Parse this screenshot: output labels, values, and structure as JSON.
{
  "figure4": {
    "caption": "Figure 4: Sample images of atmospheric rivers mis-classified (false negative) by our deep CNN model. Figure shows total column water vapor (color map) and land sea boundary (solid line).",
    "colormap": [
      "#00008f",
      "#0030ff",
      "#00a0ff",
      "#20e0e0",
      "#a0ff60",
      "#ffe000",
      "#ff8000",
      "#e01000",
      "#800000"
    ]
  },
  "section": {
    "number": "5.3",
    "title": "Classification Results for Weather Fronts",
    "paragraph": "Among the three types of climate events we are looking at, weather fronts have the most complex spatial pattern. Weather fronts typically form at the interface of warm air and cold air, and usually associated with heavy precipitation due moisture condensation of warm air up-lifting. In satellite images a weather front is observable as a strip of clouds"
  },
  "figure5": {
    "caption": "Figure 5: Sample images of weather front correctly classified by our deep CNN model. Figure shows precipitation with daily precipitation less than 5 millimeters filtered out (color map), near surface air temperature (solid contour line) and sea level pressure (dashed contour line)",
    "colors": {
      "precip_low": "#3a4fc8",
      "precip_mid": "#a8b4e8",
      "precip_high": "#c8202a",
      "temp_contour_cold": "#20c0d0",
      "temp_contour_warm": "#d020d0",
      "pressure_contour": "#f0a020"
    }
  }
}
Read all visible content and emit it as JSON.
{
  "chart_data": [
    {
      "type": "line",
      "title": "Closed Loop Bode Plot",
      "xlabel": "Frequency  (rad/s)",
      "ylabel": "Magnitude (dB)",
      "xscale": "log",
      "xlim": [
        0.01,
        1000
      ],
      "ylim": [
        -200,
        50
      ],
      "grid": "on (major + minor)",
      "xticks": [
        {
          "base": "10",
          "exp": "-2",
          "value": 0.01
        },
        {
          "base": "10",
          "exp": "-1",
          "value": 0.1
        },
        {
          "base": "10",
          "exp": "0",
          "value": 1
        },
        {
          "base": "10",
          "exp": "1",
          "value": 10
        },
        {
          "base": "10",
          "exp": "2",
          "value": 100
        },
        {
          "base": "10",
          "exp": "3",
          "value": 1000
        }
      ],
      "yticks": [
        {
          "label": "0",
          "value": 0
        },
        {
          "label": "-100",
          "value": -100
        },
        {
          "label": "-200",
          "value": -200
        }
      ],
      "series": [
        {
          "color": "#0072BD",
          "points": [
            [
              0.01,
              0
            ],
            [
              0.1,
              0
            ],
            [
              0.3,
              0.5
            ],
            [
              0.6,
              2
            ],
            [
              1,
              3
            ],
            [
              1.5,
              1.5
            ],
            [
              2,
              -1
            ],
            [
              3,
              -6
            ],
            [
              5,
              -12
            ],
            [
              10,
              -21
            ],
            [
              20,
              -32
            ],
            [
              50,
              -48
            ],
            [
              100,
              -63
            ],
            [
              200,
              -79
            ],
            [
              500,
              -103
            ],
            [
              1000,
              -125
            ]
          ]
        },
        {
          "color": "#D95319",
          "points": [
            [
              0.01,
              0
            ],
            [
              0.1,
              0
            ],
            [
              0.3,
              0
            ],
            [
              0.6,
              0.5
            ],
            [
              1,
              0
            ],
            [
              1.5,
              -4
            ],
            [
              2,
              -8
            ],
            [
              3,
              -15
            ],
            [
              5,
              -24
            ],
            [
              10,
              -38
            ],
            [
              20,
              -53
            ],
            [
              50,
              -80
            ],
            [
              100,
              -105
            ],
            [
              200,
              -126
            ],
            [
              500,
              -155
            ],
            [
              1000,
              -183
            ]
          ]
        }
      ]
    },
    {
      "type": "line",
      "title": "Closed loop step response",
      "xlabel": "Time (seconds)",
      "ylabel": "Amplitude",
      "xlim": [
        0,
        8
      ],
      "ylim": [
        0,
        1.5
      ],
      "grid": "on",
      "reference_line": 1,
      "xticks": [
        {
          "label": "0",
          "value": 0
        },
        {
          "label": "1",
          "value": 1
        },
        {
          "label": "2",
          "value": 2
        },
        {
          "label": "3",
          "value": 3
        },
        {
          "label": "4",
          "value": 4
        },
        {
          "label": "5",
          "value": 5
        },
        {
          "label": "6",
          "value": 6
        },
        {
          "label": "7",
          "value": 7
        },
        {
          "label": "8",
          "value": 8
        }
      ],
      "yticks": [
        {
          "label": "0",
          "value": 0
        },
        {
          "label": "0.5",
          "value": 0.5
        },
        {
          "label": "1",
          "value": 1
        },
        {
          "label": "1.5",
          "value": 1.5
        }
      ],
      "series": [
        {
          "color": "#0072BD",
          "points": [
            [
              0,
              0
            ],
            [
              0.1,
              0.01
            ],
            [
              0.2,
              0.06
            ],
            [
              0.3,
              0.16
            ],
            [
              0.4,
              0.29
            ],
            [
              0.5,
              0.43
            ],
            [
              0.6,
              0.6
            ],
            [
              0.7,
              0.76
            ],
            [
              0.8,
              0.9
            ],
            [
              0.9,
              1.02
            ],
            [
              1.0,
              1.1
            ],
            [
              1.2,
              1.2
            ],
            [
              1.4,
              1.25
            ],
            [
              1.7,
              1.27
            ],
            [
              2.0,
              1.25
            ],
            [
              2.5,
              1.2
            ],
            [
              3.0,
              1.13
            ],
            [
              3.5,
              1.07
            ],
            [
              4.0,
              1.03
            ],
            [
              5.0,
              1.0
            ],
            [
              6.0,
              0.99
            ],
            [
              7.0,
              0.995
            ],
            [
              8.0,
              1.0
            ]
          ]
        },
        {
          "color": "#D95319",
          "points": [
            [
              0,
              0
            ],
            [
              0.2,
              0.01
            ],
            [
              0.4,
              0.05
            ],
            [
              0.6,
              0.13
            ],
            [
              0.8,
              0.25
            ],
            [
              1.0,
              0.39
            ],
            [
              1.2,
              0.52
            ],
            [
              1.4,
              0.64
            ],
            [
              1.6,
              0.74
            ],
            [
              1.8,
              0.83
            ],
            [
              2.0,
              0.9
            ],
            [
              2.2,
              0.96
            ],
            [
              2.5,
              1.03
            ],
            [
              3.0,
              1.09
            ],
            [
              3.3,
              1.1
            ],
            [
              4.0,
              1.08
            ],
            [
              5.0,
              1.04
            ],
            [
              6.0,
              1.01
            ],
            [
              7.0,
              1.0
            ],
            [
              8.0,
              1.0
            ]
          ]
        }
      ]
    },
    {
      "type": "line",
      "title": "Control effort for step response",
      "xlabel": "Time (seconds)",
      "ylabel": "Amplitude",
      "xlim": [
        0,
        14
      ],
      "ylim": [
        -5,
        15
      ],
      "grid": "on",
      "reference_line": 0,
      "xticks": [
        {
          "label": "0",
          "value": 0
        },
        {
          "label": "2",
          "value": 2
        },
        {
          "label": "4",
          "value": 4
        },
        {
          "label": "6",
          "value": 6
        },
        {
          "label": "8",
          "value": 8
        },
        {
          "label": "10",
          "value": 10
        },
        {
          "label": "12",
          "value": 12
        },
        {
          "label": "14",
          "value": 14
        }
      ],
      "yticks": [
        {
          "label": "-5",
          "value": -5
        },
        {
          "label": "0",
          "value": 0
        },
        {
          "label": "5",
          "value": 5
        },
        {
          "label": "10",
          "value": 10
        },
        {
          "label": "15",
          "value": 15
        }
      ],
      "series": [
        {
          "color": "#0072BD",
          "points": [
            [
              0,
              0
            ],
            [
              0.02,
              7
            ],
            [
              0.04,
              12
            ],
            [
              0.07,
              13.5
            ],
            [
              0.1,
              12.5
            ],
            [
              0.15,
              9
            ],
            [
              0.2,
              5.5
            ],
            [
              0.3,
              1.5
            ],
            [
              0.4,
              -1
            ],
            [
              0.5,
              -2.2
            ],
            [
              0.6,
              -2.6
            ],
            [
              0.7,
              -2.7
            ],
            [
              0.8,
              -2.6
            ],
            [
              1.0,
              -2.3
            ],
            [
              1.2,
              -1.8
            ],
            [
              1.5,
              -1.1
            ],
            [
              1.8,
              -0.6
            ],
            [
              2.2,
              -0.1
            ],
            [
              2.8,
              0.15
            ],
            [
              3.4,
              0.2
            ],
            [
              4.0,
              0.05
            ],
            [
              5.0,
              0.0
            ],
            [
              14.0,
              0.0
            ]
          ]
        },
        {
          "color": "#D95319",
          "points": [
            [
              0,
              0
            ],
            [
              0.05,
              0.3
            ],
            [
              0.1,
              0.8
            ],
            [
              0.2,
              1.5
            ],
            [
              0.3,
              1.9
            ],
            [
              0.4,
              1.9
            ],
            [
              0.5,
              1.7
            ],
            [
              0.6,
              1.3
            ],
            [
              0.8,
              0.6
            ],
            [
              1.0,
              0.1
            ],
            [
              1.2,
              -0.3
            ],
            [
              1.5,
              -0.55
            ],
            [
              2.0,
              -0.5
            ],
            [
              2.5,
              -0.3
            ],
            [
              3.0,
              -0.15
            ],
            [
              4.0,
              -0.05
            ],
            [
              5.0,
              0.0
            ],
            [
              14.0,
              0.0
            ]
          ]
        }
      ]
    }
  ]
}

☆ ☆ ☆ ☆

Copy every line in the records above that contains the word "model".

    "caption": "Figure 4: Sample images of atmospheric rivers mis-classified (false negative) by our deep CNN model. Figure shows total column water vapor (color map) and land sea boundary (solid line).",
    "caption": "Figure 5: Sample images of weather front correctly classified by our deep CNN model. Figure shows precipitation with daily precipitation less than 5 millimeters filtered out (color map), near surface air temperature (solid contour line) and sea level pressure (dashed contour line)",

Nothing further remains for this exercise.